▶
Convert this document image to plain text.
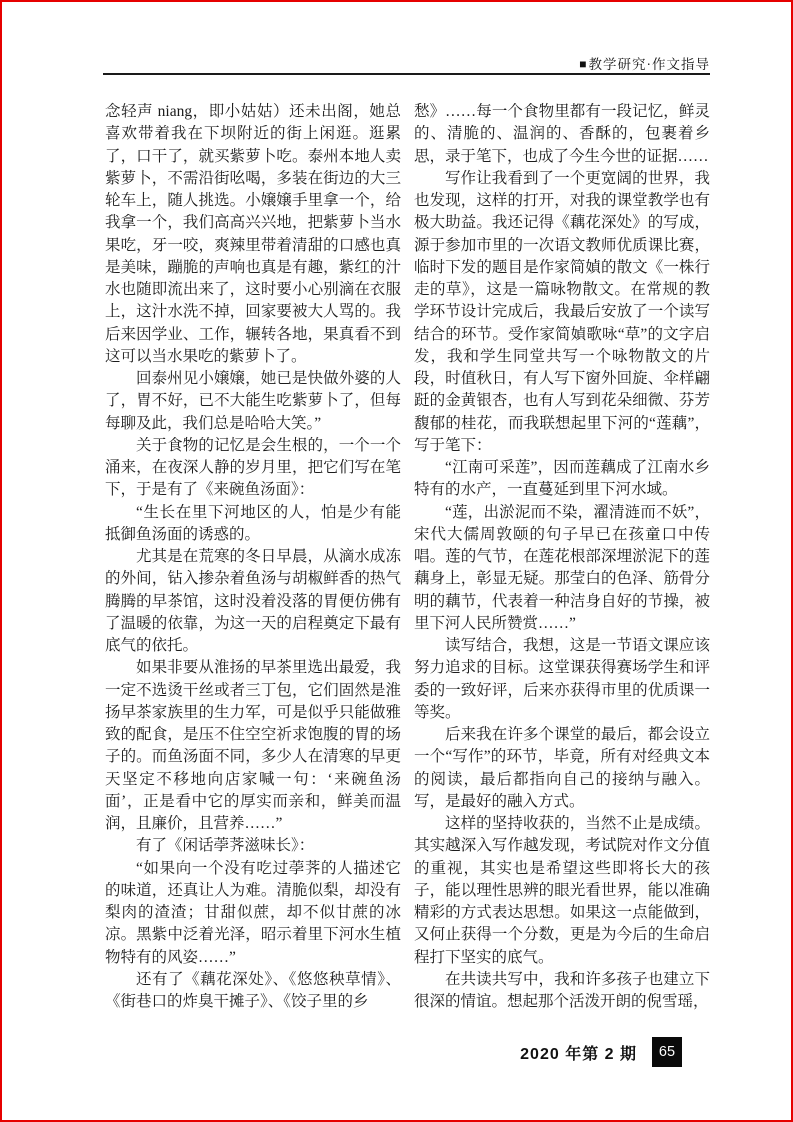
■教学研究·作文指导

念轻声 niang，即小姑姑）还未出阁，她总喜欢带着我在下坝附近的街上闲逛。逛累了，口干了，就买紫萝卜吃。泰州本地人卖紫萝卜，不需沿街吆喝，多装在街边的大三轮车上，随人挑选。小嬢嬢手里拿一个，给我拿一个，我们高高兴兴地，把紫萝卜当水果吃，牙一咬，爽辣里带着清甜的口感也真是美味，蹦脆的声响也真是有趣，紫红的汁水也随即流出来了，这时要小心别滴在衣服上，这汁水洗不掉，回家要被大人骂的。我后来因学业、工作，辗转各地，果真看不到这可以当水果吃的紫萝卜了。

回泰州见小嬢嬢，她已是快做外婆的人了，胃不好，已不大能生吃紫萝卜了，但每每聊及此，我们总是哈哈大笑。”

关于食物的记忆是会生根的，一个一个涌来，在夜深人静的岁月里，把它们写在笔下，于是有了《来碗鱼汤面》：

“生长在里下河地区的人，怕是少有能抵御鱼汤面的诱惑的。

尤其是在荒寒的冬日早晨，从滴水成冻的外间，钻入掺杂着鱼汤与胡椒鲜香的热气腾腾的早茶馆，这时没着没落的胃便仿佛有了温暖的依靠，为这一天的启程奠定下最有底气的依托。

如果非要从淮扬的早茶里选出最爱，我一定不选烫干丝或者三丁包，它们固然是淮扬早茶家族里的生力军，可是似乎只能做雅致的配食，是压不住空空祈求饱腹的胃的场子的。而鱼汤面不同，多少人在清寒的早更天坚定不移地向店家喊一句：‘来碗鱼汤面’，正是看中它的厚实而亲和，鲜美而温润，且廉价，且营养……”

有了《闲话荸荠滋味长》：

“如果向一个没有吃过荸荠的人描述它的味道，还真让人为难。清脆似梨，却没有梨肉的渣渣；甘甜似蔗，却不似甘蔗的冰凉。黑紫中泛着光泽，昭示着里下河水生植物特有的风姿……”

还有了《藕花深处》、《悠悠秧草情》、《街巷口的炸臭干摊子》、《饺子里的乡

愁》……每一个食物里都有一段记忆，鲜灵的、清脆的、温润的、香酥的，包裹着乡思，录于笔下，也成了今生今世的证据……

写作让我看到了一个更宽阔的世界，我也发现，这样的打开，对我的课堂教学也有极大助益。我还记得《藕花深处》的写成，源于参加市里的一次语文教师优质课比赛，临时下发的题目是作家简媜的散文《一株行走的草》，这是一篇咏物散文。在常规的教学环节设计完成后，我最后安放了一个读写结合的环节。受作家简媜歌咏“草”的文字启发，我和学生同堂共写一个咏物散文的片段，时值秋日，有人写下窗外回旋、伞样翩跹的金黄银杏，也有人写到花朵细微、芬芳馥郁的桂花，而我联想起里下河的“莲藕”，写于笔下：

“江南可采莲”，因而莲藕成了江南水乡特有的水产，一直蔓延到里下河水域。

“莲，出淤泥而不染，濯清涟而不妖”，宋代大儒周敦颐的句子早已在孩童口中传唱。莲的气节，在莲花根部深埋淤泥下的莲藕身上，彰显无疑。那莹白的色泽、筋骨分明的藕节，代表着一种洁身自好的节操，被里下河人民所赞赏……”

读写结合，我想，这是一节语文课应该努力追求的目标。这堂课获得赛场学生和评委的一致好评，后来亦获得市里的优质课一等奖。

后来我在许多个课堂的最后，都会设立一个“写作”的环节，毕竟，所有对经典文本的阅读，最后都指向自己的接纳与融入。写，是最好的融入方式。

这样的坚持收获的，当然不止是成绩。其实越深入写作越发现，考试院对作文分值的重视，其实也是希望这些即将长大的孩子，能以理性思辨的眼光看世界，能以准确精彩的方式表达思想。如果这一点能做到，又何止获得一个分数，更是为今后的生命启程打下坚实的底气。

在共读共写中，我和许多孩子也建立下很深的情谊。想起那个活泼开朗的倪雪瑶，

2020 年第 2 期	65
◀
[Written task]: Reproduce the material word for word, minus the images.

[Correct answer]:
Convert this document image to plain text.
■教学研究·作文指导

念轻声 niang，即小姑姑）还未出阁，她总喜欢带着我在下坝附近的街上闲逛。逛累了，口干了，就买紫萝卜吃。泰州本地人卖紫萝卜，不需沿街吆喝，多装在街边的大三轮车上，随人挑选。小嬢嬢手里拿一个，给我拿一个，我们高高兴兴地，把紫萝卜当水果吃，牙一咬，爽辣里带着清甜的口感也真是美味，蹦脆的声响也真是有趣，紫红的汁水也随即流出来了，这时要小心别滴在衣服上，这汁水洗不掉，回家要被大人骂的。我后来因学业、工作，辗转各地，果真看不到这可以当水果吃的紫萝卜了。

回泰州见小嬢嬢，她已是快做外婆的人了，胃不好，已不大能生吃紫萝卜了，但每每聊及此，我们总是哈哈大笑。”

关于食物的记忆是会生根的，一个一个涌来，在夜深人静的岁月里，把它们写在笔下，于是有了《来碗鱼汤面》：

“生长在里下河地区的人，怕是少有能抵御鱼汤面的诱惑的。

尤其是在荒寒的冬日早晨，从滴水成冻的外间，钻入掺杂着鱼汤与胡椒鲜香的热气腾腾的早茶馆，这时没着没落的胃便仿佛有了温暖的依靠，为这一天的启程奠定下最有底气的依托。

如果非要从淮扬的早茶里选出最爱，我一定不选烫干丝或者三丁包，它们固然是淮扬早茶家族里的生力军，可是似乎只能做雅致的配食，是压不住空空祈求饱腹的胃的场子的。而鱼汤面不同，多少人在清寒的早更天坚定不移地向店家喊一句：‘来碗鱼汤面’，正是看中它的厚实而亲和，鲜美而温润，且廉价，且营养……”

有了《闲话荸荠滋味长》：

“如果向一个没有吃过荸荠的人描述它的味道，还真让人为难。清脆似梨，却没有梨肉的渣渣；甘甜似蔗，却不似甘蔗的冰凉。黑紫中泛着光泽，昭示着里下河水生植物特有的风姿……”

还有了《藕花深处》、《悠悠秧草情》、《街巷口的炸臭干摊子》、《饺子里的乡

愁》……每一个食物里都有一段记忆，鲜灵的、清脆的、温润的、香酥的，包裹着乡思，录于笔下，也成了今生今世的证据……

写作让我看到了一个更宽阔的世界，我也发现，这样的打开，对我的课堂教学也有极大助益。我还记得《藕花深处》的写成，源于参加市里的一次语文教师优质课比赛，临时下发的题目是作家简媜的散文《一株行走的草》，这是一篇咏物散文。在常规的教学环节设计完成后，我最后安放了一个读写结合的环节。受作家简媜歌咏“草”的文字启发，我和学生同堂共写一个咏物散文的片段，时值秋日，有人写下窗外回旋、伞样翩跹的金黄银杏，也有人写到花朵细微、芬芳馥郁的桂花，而我联想起里下河的“莲藕”，写于笔下：

“江南可采莲”，因而莲藕成了江南水乡特有的水产，一直蔓延到里下河水域。

“莲，出淤泥而不染，濯清涟而不妖”，宋代大儒周敦颐的句子早已在孩童口中传唱。莲的气节，在莲花根部深埋淤泥下的莲藕身上，彰显无疑。那莹白的色泽、筋骨分明的藕节，代表着一种洁身自好的节操，被里下河人民所赞赏……”

读写结合，我想，这是一节语文课应该努力追求的目标。这堂课获得赛场学生和评委的一致好评，后来亦获得市里的优质课一等奖。

后来我在许多个课堂的最后，都会设立一个“写作”的环节，毕竟，所有对经典文本的阅读，最后都指向自己的接纳与融入。写，是最好的融入方式。

这样的坚持收获的，当然不止是成绩。其实越深入写作越发现，考试院对作文分值的重视，其实也是希望这些即将长大的孩子，能以理性思辨的眼光看世界，能以准确精彩的方式表达思想。如果这一点能做到，又何止获得一个分数，更是为今后的生命启程打下坚实的底气。

在共读共写中，我和许多孩子也建立下很深的情谊。想起那个活泼开朗的倪雪瑶，

2020 年第 2 期	65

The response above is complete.